> **YOUR GOAL**: Write out the listing in full, matching it word for word.

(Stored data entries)
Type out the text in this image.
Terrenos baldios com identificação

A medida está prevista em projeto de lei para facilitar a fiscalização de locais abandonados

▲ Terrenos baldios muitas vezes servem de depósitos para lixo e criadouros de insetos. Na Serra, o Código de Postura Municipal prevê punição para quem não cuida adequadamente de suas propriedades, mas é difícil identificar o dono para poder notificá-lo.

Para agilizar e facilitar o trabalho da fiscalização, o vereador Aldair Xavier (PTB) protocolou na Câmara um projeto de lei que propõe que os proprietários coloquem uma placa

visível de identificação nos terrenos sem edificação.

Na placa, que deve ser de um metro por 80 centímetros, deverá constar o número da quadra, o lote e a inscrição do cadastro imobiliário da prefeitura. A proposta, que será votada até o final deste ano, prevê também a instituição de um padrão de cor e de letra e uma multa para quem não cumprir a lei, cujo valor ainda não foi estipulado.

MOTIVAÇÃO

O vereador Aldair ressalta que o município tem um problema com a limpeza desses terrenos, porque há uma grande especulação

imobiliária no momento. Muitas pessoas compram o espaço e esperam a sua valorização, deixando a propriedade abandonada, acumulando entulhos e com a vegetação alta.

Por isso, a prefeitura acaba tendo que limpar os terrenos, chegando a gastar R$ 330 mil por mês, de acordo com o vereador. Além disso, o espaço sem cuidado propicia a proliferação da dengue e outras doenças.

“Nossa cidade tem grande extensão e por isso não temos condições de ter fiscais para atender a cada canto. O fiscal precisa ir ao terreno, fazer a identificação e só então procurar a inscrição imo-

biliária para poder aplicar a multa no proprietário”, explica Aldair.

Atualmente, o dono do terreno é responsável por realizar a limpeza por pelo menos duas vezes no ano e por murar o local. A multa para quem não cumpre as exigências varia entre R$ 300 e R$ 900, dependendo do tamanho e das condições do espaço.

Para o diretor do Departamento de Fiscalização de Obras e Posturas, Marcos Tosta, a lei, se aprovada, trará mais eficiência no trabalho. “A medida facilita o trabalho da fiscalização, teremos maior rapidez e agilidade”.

> **ANSWER BELOW**:
Type out the text in this image.
Terrenos baldios com identificação

A medida está prevista em projeto de lei para facilitar a fiscalização de locais abandonados

▲ Terrenos baldios muitas vezes servem de depósitos para lixo e criadouros de insetos. Na Serra, o Código de Postura Municipal prevê punição para quem não cuida adequadamente de suas propriedades, mas é difícil identificar o dono para poder notificá-lo.

Para agilizar e facilitar o trabalho da fiscalização, o vereador Aldair Xavier (PTB) protocolou na Câmara um projeto de lei que propõe que os proprietários coloquem uma placa

visível de identificação nos terrenos sem edificação.

Na placa, que deve ser de um metro por 80 centímetros, deverá constar o número da quadra, o lote e a inscrição do cadastro imobiliário da prefeitura. A proposta, que será votada até o final deste ano, prevê também a instituição de um padrão de cor e de letra e uma multa para quem não cumprir a lei, cujo valor ainda não foi estipulado.

MOTIVAÇÃO

O vereador Aldair ressalta que o município tem um problema com a limpeza desses terrenos, porque há uma grande especulação

imobiliária no momento. Muitas pessoas compram o espaço e esperam a sua valorização, deixando a propriedade abandonada, acumulando entulhos e com a vegetação alta.

Por isso, a prefeitura acaba tendo que limpar os terrenos, chegando a gastar R$ 330 mil por mês, de acordo com o vereador. Além disso, o espaço sem cuidado propicia a proliferação da dengue e outras doenças.

“Nossa cidade tem grande extensão e por isso não temos condições de ter fiscais para atender a cada canto. O fiscal precisa ir ao terreno, fazer a identificação e só então procurar a inscrição imo-

biliária para poder aplicar a multa no proprietário”, explica Aldair.

Atualmente, o dono do terreno é responsável por realizar a limpeza por pelo menos duas vezes no ano e por murar o local. A multa para quem não cumpre as exigências varia entre R$ 300 e R$ 900, dependendo do tamanho e das condições do espaço.

Para o diretor do Departamento de Fiscalização de Obras e Posturas, Marcos Tosta, a lei, se aprovada, trará mais eficiência no trabalho. “A medida facilita o trabalho da fiscalização, teremos maior rapidez e agilidade”.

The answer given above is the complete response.